* Goal of the exercise: Leave out the pictures and transcribe everything else exactly.

* Input for this task:
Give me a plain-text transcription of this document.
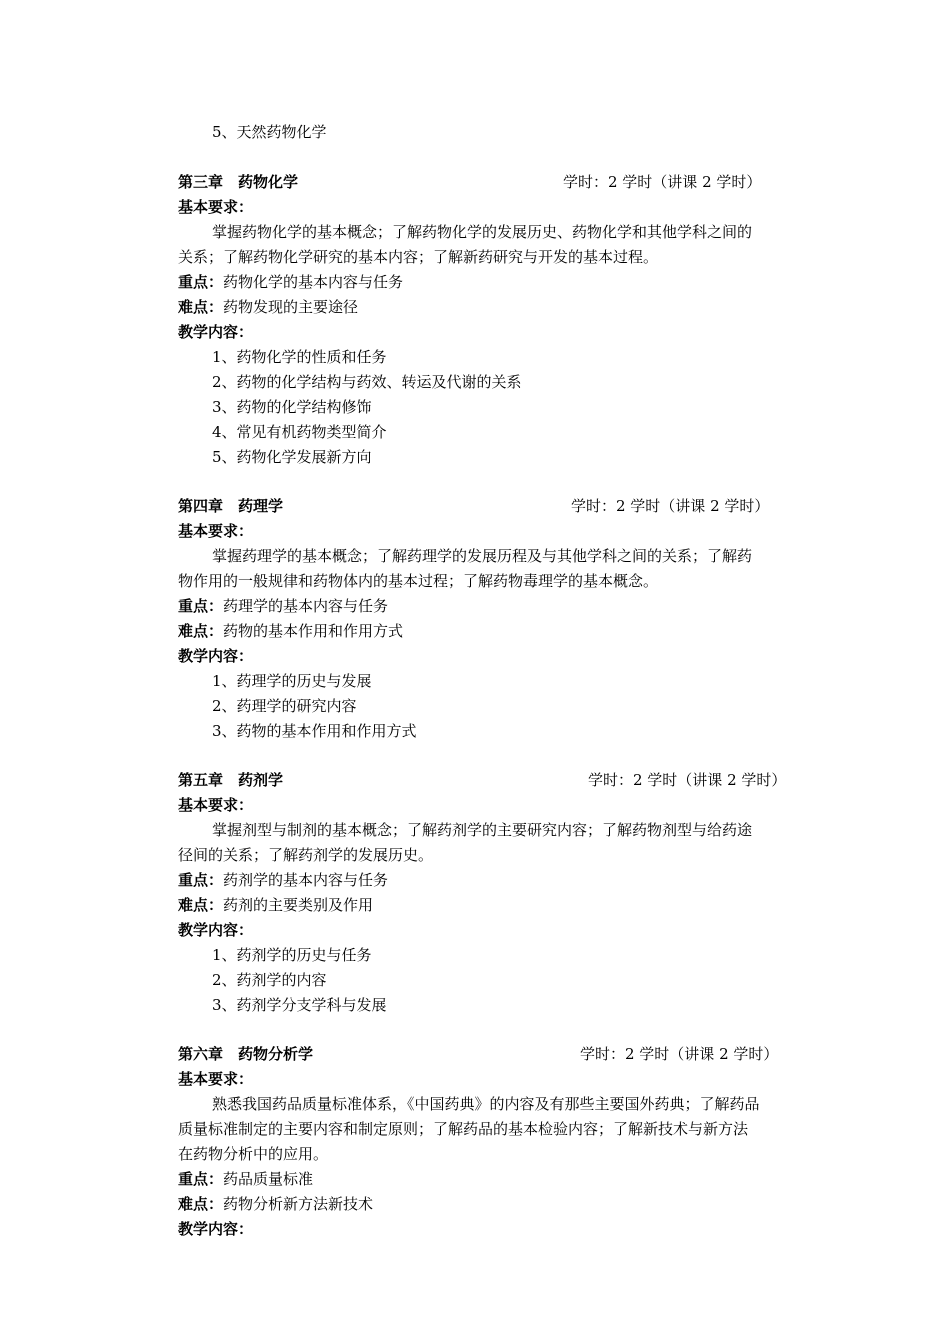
5、天然药物化学
第三章　药物化学	学时：2 学时（讲课 2 学时）
基本要求：
掌握药物化学的基本概念；了解药物化学的发展历史、药物化学和其他学科之间的
关系；了解药物化学研究的基本内容；了解新药研究与开发的基本过程。
重点：药物化学的基本内容与任务
难点：药物发现的主要途径
教学内容：
1、药物化学的性质和任务
2、药物的化学结构与药效、转运及代谢的关系
3、药物的化学结构修饰
4、常见有机药物类型简介
5、药物化学发展新方向
第四章　药理学	学时：2 学时（讲课 2 学时）
基本要求：
掌握药理学的基本概念；了解药理学的发展历程及与其他学科之间的关系；了解药
物作用的一般规律和药物体内的基本过程；了解药物毒理学的基本概念。
重点：药理学的基本内容与任务
难点：药物的基本作用和作用方式
教学内容：
1、药理学的历史与发展
2、药理学的研究内容
3、药物的基本作用和作用方式
第五章　药剂学	学时：2 学时（讲课 2 学时）
基本要求：
掌握剂型与制剂的基本概念；了解药剂学的主要研究内容；了解药物剂型与给药途
径间的关系；了解药剂学的发展历史。
重点：药剂学的基本内容与任务
难点：药剂的主要类别及作用
教学内容：
1、药剂学的历史与任务
2、药剂学的内容
3、药剂学分支学科与发展
第六章　药物分析学	学时：2 学时（讲课 2 学时）
基本要求：
熟悉我国药品质量标准体系，《中国药典》的内容及有那些主要国外药典；了解药品
质量标准制定的主要内容和制定原则；了解药品的基本检验内容；了解新技术与新方法
在药物分析中的应用。
重点：药品质量标准
难点：药物分析新方法新技术
教学内容：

* Correct response:
Give me a plain-text transcription of this document.
5、天然药物化学
第三章　药物化学	学时：2 学时（讲课 2 学时）
基本要求：
掌握药物化学的基本概念；了解药物化学的发展历史、药物化学和其他学科之间的
关系；了解药物化学研究的基本内容；了解新药研究与开发的基本过程。
重点：药物化学的基本内容与任务
难点：药物发现的主要途径
教学内容：
1、药物化学的性质和任务
2、药物的化学结构与药效、转运及代谢的关系
3、药物的化学结构修饰
4、常见有机药物类型简介
5、药物化学发展新方向
第四章　药理学	学时：2 学时（讲课 2 学时）
基本要求：
掌握药理学的基本概念；了解药理学的发展历程及与其他学科之间的关系；了解药
物作用的一般规律和药物体内的基本过程；了解药物毒理学的基本概念。
重点：药理学的基本内容与任务
难点：药物的基本作用和作用方式
教学内容：
1、药理学的历史与发展
2、药理学的研究内容
3、药物的基本作用和作用方式
第五章　药剂学	学时：2 学时（讲课 2 学时）
基本要求：
掌握剂型与制剂的基本概念；了解药剂学的主要研究内容；了解药物剂型与给药途
径间的关系；了解药剂学的发展历史。
重点：药剂学的基本内容与任务
难点：药剂的主要类别及作用
教学内容：
1、药剂学的历史与任务
2、药剂学的内容
3、药剂学分支学科与发展
第六章　药物分析学	学时：2 学时（讲课 2 学时）
基本要求：
熟悉我国药品质量标准体系，《中国药典》的内容及有那些主要国外药典；了解药品
质量标准制定的主要内容和制定原则；了解药品的基本检验内容；了解新技术与新方法
在药物分析中的应用。
重点：药品质量标准
难点：药物分析新方法新技术
教学内容：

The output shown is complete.